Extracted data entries
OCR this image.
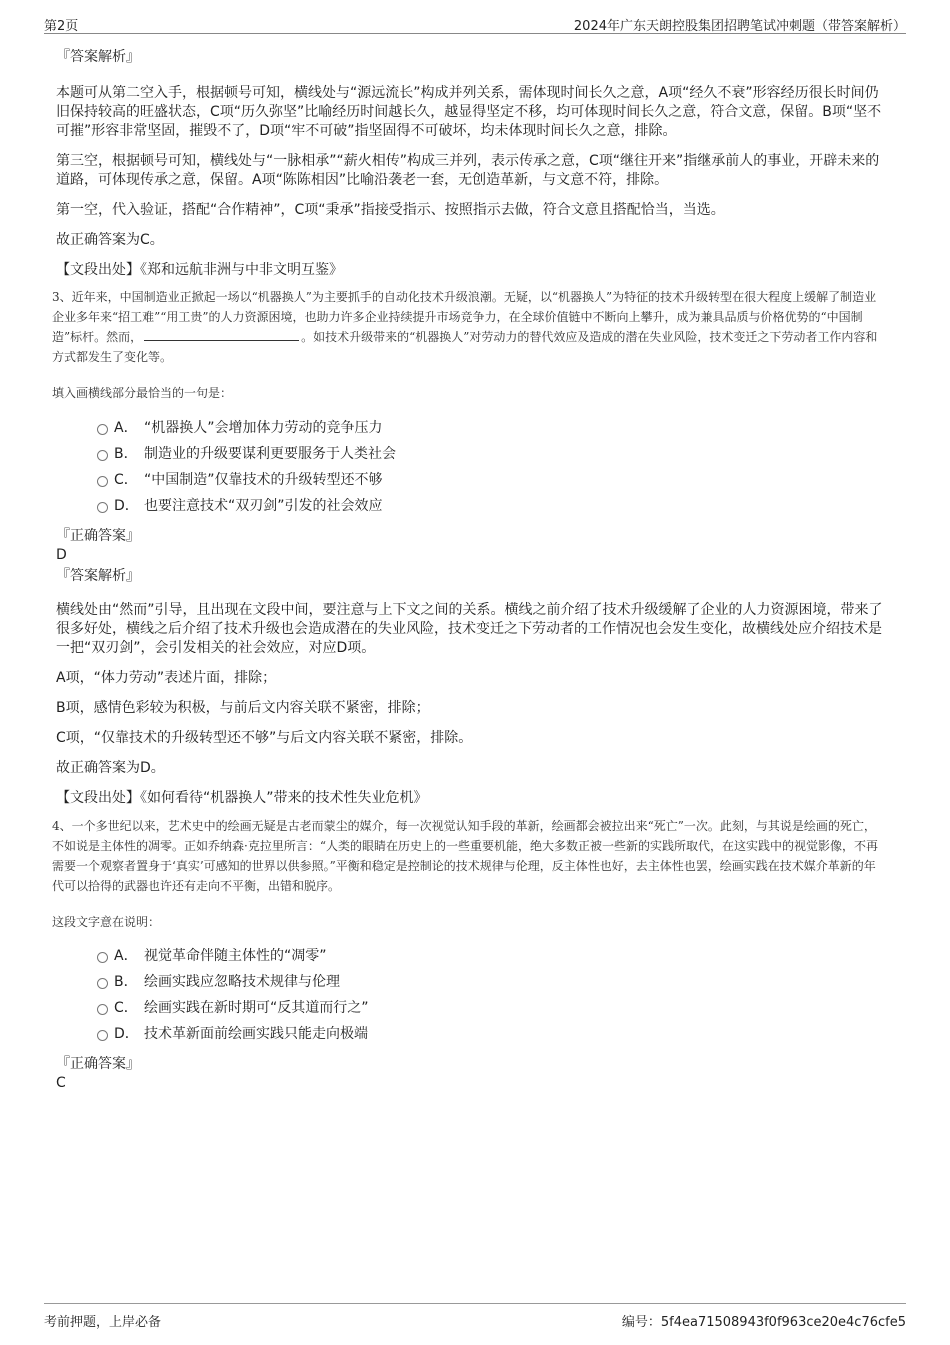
第2页	2024年广东天朗控股集团招聘笔试冲刺题（带答案解析）

『答案解析』

本题可从第二空入手，根据顿号可知，横线处与“源远流长”构成并列关系，需体现时间长久之意，A项“经久不衰”形容经历很长时间仍旧保持较高的旺盛状态，C项“历久弥坚”比喻经历时间越长久，越显得坚定不移，均可体现时间长久之意，符合文意，保留。B项“坚不可摧”形容非常坚固，摧毁不了，D项“牢不可破”指坚固得不可破坏，均未体现时间长久之意，排除。

第三空，根据顿号可知，横线处与“一脉相承”“薪火相传”构成三并列，表示传承之意，C项“继往开来”指继承前人的事业，开辟未来的道路，可体现传承之意，保留。A项“陈陈相因”比喻沿袭老一套，无创造革新，与文意不符，排除。

第一空，代入验证，搭配“合作精神”，C项“秉承”指接受指示、按照指示去做，符合文意且搭配恰当，当选。

故正确答案为C。

【文段出处】《郑和远航非洲与中非文明互鉴》

3、近年来，中国制造业正掀起一场以“机器换人”为主要抓手的自动化技术升级浪潮。无疑，以“机器换人”为特征的技术升级转型在很大程度上缓解了制造业企业多年来“招工难”“用工贵”的人力资源困境，也助力许多企业持续提升市场竞争力，在全球价值链中不断向上攀升，成为兼具品质与价格优势的“中国制造”标杆。然而，	。如技术升级带来的“机器换人”对劳动力的替代效应及造成的潜在失业风险，技术变迁之下劳动者工作内容和方式都发生了变化等。

填入画横线部分最恰当的一句是：

A． “机器换人”会增加体力劳动的竞争压力
B． 制造业的升级要谋利更要服务于人类社会
C． “中国制造”仅靠技术的升级转型还不够
D． 也要注意技术“双刃剑”引发的社会效应

『正确答案』

D

『答案解析』

横线处由“然而”引导，且出现在文段中间，要注意与上下文之间的关系。横线之前介绍了技术升级缓解了企业的人力资源困境，带来了很多好处，横线之后介绍了技术升级也会造成潜在的失业风险，技术变迁之下劳动者的工作情况也会发生变化，故横线处应介绍技术是一把“双刃剑”，会引发相关的社会效应，对应D项。

A项，“体力劳动”表述片面，排除；

B项，感情色彩较为积极，与前后文内容关联不紧密，排除；

C项，“仅靠技术的升级转型还不够”与后文内容关联不紧密，排除。

故正确答案为D。

【文段出处】《如何看待“机器换人”带来的技术性失业危机》

4、一个多世纪以来，艺术史中的绘画无疑是古老而蒙尘的媒介，每一次视觉认知手段的革新，绘画都会被拉出来“死亡”一次。此刻，与其说是绘画的死亡，不如说是主体性的凋零。正如乔纳森·克拉里所言：“人类的眼睛在历史上的一些重要机能，绝大多数正被一些新的实践所取代，在这实践中的视觉影像，不再需要一个观察者置身于‘真实’可感知的世界以供参照。”平衡和稳定是控制论的技术规律与伦理，反主体性也好，去主体性也罢，绘画实践在技术媒介革新的年代可以拾得的武器也许还有走向不平衡，出错和脱序。

这段文字意在说明：

A． 视觉革命伴随主体性的“凋零”
B． 绘画实践应忽略技术规律与伦理
C． 绘画实践在新时期可“反其道而行之”
D． 技术革新面前绘画实践只能走向极端

『正确答案』

C

考前押题，上岸必备	编号：5f4ea71508943f0f963ce20e4c76cfe5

§ **Exercise aim**
Omit the pictures and give the material again, exactly and in full.

§ **Exercise output**
OCR this image.
第2页	2024年广东天朗控股集团招聘笔试冲刺题（带答案解析）

『答案解析』

本题可从第二空入手，根据顿号可知，横线处与“源远流长”构成并列关系，需体现时间长久之意，A项“经久不衰”形容经历很长时间仍旧保持较高的旺盛状态，C项“历久弥坚”比喻经历时间越长久，越显得坚定不移，均可体现时间长久之意，符合文意，保留。B项“坚不可摧”形容非常坚固，摧毁不了，D项“牢不可破”指坚固得不可破坏，均未体现时间长久之意，排除。

第三空，根据顿号可知，横线处与“一脉相承”“薪火相传”构成三并列，表示传承之意，C项“继往开来”指继承前人的事业，开辟未来的道路，可体现传承之意，保留。A项“陈陈相因”比喻沿袭老一套，无创造革新，与文意不符，排除。

第一空，代入验证，搭配“合作精神”，C项“秉承”指接受指示、按照指示去做，符合文意且搭配恰当，当选。

故正确答案为C。

【文段出处】《郑和远航非洲与中非文明互鉴》

3、近年来，中国制造业正掀起一场以“机器换人”为主要抓手的自动化技术升级浪潮。无疑，以“机器换人”为特征的技术升级转型在很大程度上缓解了制造业企业多年来“招工难”“用工贵”的人力资源困境，也助力许多企业持续提升市场竞争力，在全球价值链中不断向上攀升，成为兼具品质与价格优势的“中国制造”标杆。然而，	。如技术升级带来的“机器换人”对劳动力的替代效应及造成的潜在失业风险，技术变迁之下劳动者工作内容和方式都发生了变化等。

填入画横线部分最恰当的一句是：

A． “机器换人”会增加体力劳动的竞争压力
B． 制造业的升级要谋利更要服务于人类社会
C． “中国制造”仅靠技术的升级转型还不够
D． 也要注意技术“双刃剑”引发的社会效应

『正确答案』

D

『答案解析』

横线处由“然而”引导，且出现在文段中间，要注意与上下文之间的关系。横线之前介绍了技术升级缓解了企业的人力资源困境，带来了很多好处，横线之后介绍了技术升级也会造成潜在的失业风险，技术变迁之下劳动者的工作情况也会发生变化，故横线处应介绍技术是一把“双刃剑”，会引发相关的社会效应，对应D项。

A项，“体力劳动”表述片面，排除；

B项，感情色彩较为积极，与前后文内容关联不紧密，排除；

C项，“仅靠技术的升级转型还不够”与后文内容关联不紧密，排除。

故正确答案为D。

【文段出处】《如何看待“机器换人”带来的技术性失业危机》

4、一个多世纪以来，艺术史中的绘画无疑是古老而蒙尘的媒介，每一次视觉认知手段的革新，绘画都会被拉出来“死亡”一次。此刻，与其说是绘画的死亡，不如说是主体性的凋零。正如乔纳森·克拉里所言：“人类的眼睛在历史上的一些重要机能，绝大多数正被一些新的实践所取代，在这实践中的视觉影像，不再需要一个观察者置身于‘真实’可感知的世界以供参照。”平衡和稳定是控制论的技术规律与伦理，反主体性也好，去主体性也罢，绘画实践在技术媒介革新的年代可以拾得的武器也许还有走向不平衡，出错和脱序。

这段文字意在说明：

A． 视觉革命伴随主体性的“凋零”
B． 绘画实践应忽略技术规律与伦理
C． 绘画实践在新时期可“反其道而行之”
D． 技术革新面前绘画实践只能走向极端

『正确答案』

C

考前押题，上岸必备	编号：5f4ea71508943f0f963ce20e4c76cfe5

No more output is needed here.